=== Begin Enclosure ===

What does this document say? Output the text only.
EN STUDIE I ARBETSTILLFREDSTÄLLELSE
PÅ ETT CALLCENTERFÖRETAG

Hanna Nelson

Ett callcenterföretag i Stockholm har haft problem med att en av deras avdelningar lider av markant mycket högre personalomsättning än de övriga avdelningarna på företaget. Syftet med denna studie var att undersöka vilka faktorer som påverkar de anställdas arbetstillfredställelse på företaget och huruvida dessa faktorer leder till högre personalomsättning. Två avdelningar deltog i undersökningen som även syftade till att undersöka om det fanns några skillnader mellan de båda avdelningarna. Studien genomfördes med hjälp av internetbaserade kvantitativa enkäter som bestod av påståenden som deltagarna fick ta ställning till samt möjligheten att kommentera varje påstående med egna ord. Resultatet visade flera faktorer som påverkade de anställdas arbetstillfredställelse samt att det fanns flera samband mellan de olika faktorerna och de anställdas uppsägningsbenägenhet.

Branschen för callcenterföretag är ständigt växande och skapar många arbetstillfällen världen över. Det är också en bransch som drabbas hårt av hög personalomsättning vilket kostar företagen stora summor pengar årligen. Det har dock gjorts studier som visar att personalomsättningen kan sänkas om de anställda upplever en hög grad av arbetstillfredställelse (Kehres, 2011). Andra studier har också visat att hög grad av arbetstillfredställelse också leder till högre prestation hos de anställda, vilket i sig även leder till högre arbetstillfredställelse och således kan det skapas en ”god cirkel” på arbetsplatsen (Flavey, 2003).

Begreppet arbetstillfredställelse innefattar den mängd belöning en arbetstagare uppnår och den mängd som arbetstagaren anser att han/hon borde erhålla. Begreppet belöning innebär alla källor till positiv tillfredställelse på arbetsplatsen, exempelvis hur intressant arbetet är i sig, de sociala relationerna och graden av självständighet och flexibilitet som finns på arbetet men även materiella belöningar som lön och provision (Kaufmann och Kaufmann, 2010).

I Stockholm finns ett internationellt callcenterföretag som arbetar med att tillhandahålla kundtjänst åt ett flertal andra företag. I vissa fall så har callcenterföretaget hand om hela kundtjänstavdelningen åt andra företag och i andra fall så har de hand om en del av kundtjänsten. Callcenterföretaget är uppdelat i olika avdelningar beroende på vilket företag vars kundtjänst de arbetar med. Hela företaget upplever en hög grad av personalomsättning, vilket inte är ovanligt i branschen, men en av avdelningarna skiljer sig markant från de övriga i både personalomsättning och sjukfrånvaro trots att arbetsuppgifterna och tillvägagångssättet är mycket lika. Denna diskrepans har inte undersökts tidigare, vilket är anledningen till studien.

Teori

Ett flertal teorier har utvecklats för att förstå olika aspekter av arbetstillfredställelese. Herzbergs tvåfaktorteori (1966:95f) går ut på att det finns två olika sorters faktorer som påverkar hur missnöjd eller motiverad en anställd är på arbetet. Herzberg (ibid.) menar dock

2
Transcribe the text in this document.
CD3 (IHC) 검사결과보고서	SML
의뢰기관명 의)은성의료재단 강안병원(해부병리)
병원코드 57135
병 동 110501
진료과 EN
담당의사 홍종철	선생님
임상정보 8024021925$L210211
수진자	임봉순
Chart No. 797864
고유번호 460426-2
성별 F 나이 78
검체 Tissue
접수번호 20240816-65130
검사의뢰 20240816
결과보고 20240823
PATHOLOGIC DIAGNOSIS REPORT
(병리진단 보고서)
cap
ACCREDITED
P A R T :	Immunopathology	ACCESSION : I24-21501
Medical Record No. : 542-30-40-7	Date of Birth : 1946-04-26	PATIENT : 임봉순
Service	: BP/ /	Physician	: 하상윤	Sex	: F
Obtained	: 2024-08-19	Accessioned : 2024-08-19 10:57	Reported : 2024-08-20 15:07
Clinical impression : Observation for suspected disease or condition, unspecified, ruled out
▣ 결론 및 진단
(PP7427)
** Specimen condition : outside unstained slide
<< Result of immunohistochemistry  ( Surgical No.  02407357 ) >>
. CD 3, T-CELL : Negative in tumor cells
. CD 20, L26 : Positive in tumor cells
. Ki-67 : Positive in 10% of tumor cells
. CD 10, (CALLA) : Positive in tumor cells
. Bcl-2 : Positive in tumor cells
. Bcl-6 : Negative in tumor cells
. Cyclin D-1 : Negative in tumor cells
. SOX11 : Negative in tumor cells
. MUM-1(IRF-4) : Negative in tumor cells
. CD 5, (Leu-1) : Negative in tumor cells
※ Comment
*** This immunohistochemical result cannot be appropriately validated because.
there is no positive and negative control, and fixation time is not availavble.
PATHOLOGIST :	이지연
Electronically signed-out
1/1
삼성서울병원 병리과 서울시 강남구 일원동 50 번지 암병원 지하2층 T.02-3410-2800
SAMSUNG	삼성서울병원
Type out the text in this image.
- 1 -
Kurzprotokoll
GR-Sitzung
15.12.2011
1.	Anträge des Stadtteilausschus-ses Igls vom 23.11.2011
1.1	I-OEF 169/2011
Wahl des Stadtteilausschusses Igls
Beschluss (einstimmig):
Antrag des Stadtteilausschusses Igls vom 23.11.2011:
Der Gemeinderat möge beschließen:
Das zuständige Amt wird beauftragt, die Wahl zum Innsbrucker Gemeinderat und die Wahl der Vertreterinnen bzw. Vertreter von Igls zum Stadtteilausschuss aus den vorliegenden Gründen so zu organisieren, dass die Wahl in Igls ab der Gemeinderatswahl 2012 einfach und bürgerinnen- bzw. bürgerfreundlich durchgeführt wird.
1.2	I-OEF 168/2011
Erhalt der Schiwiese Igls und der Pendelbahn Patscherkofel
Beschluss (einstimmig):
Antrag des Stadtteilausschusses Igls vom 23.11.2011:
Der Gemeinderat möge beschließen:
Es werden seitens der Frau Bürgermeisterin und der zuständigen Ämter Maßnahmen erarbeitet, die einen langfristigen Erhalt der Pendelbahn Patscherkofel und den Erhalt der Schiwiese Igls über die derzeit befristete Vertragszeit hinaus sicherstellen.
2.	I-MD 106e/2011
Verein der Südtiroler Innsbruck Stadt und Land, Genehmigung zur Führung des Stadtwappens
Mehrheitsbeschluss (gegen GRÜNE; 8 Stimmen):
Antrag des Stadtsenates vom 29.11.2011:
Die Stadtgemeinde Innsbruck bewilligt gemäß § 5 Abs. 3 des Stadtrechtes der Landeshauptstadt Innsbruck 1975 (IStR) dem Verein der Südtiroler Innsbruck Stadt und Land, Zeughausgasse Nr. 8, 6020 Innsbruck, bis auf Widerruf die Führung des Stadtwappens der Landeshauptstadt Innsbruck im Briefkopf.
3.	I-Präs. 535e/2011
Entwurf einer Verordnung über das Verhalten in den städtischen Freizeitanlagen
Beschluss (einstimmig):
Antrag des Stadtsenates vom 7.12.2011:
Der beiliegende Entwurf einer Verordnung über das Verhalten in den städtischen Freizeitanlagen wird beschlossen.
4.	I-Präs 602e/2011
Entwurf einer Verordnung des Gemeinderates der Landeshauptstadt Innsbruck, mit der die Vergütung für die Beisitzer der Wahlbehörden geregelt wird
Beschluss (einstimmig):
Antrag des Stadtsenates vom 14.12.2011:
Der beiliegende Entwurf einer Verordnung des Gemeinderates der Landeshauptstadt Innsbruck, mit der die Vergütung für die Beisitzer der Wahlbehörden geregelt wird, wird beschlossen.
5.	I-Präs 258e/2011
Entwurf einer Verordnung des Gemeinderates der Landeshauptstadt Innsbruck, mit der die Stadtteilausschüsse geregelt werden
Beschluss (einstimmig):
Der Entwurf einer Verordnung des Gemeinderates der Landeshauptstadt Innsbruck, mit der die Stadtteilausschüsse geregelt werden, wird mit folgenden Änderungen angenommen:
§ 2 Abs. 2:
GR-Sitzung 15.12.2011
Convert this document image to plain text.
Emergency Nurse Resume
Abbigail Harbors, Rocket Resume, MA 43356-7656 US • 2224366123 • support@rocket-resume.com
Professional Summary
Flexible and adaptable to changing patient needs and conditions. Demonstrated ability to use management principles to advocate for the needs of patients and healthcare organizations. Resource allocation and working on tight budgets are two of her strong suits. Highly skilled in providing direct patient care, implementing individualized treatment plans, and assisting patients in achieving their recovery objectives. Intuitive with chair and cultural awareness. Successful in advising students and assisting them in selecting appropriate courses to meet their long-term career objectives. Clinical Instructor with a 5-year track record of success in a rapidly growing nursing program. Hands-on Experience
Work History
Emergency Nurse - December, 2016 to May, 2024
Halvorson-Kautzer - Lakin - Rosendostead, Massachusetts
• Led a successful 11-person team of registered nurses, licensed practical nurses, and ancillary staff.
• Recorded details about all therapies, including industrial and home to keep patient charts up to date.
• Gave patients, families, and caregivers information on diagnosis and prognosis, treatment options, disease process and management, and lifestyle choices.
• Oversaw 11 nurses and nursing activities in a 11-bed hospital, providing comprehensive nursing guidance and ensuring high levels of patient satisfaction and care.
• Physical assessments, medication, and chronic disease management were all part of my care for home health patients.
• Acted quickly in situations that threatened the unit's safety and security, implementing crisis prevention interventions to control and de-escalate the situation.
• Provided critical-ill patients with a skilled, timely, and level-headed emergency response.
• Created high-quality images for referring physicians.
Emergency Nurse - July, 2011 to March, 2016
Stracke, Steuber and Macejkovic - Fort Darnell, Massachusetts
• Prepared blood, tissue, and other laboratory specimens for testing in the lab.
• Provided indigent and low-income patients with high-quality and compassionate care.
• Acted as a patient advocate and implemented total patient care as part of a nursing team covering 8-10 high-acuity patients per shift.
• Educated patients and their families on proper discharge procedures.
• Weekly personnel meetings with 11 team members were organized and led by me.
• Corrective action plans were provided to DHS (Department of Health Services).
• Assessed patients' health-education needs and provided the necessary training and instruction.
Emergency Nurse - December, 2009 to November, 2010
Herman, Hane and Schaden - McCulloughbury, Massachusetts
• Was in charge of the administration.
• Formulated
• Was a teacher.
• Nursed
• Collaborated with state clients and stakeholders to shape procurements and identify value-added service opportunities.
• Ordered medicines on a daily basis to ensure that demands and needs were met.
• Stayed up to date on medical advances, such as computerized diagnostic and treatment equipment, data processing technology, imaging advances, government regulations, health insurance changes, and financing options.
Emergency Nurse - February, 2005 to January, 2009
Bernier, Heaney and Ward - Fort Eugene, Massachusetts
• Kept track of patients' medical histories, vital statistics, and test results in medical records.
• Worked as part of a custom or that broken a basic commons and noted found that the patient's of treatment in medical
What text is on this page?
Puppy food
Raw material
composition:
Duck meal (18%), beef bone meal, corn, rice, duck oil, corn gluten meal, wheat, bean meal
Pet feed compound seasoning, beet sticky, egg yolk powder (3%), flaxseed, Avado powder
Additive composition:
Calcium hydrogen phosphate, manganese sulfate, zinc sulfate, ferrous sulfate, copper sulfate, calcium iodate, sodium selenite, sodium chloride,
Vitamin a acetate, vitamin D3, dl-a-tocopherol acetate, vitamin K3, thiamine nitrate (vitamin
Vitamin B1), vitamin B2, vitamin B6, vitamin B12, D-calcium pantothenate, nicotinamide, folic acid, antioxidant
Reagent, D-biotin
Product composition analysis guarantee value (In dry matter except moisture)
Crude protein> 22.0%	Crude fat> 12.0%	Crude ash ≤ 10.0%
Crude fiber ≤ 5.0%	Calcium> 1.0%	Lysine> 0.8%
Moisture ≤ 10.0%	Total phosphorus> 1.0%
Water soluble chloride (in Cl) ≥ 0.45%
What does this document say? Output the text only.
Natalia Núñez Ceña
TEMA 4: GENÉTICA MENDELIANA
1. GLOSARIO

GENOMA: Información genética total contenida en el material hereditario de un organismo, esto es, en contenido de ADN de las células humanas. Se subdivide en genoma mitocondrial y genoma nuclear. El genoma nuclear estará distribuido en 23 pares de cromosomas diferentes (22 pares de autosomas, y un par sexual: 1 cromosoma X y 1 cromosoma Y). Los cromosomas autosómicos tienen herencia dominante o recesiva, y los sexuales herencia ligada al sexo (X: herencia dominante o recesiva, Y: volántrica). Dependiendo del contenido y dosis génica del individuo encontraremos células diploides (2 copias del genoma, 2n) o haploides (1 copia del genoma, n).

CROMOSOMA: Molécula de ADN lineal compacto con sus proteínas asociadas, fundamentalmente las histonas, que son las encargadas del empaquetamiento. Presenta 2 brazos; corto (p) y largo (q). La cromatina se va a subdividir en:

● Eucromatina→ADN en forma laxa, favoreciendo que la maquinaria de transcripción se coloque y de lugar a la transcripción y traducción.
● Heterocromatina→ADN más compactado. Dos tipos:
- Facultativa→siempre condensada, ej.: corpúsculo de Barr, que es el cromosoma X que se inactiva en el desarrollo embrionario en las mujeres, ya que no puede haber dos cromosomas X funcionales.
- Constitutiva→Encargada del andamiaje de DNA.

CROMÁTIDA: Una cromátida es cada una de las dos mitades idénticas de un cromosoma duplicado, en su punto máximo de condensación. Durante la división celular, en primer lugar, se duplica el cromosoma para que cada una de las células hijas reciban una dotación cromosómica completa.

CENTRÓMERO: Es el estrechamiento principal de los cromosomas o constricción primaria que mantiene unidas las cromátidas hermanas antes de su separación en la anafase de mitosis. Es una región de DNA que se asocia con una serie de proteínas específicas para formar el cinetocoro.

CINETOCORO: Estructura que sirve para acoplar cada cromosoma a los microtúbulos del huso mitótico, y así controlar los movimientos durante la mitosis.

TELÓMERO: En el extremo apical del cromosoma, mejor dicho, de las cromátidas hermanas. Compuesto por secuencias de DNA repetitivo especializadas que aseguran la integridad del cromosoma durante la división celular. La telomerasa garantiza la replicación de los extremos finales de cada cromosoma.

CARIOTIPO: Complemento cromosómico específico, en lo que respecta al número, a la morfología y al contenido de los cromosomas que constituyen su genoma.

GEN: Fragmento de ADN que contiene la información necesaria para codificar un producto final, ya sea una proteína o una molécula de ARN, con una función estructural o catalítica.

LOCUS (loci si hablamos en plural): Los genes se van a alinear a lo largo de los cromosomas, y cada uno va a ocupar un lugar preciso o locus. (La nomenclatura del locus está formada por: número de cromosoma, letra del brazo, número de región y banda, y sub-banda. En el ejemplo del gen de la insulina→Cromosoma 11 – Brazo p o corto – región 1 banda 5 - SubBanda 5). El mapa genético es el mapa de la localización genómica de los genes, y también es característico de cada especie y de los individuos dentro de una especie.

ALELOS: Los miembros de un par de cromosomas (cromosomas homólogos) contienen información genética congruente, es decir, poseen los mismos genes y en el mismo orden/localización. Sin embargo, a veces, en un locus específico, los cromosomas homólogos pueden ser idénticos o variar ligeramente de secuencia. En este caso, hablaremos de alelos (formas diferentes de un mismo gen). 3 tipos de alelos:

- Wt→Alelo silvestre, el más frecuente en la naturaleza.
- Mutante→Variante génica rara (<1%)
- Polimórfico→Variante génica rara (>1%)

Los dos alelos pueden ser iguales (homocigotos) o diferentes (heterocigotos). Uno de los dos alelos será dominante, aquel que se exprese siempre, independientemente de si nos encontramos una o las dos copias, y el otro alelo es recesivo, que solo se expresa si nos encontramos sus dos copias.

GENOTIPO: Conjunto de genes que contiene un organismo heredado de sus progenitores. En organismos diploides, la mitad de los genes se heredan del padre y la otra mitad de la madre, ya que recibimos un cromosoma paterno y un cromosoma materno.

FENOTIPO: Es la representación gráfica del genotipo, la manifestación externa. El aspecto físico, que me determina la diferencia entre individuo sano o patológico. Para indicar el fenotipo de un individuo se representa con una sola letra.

=== End Enclosure ===

# WHAT THE TASK ASKS
Go through the records above and copy every line with the word "composition".

# FINAL ANSWER
composition:
Additive composition:
Product composition analysis guarantee value (In dry matter except moisture)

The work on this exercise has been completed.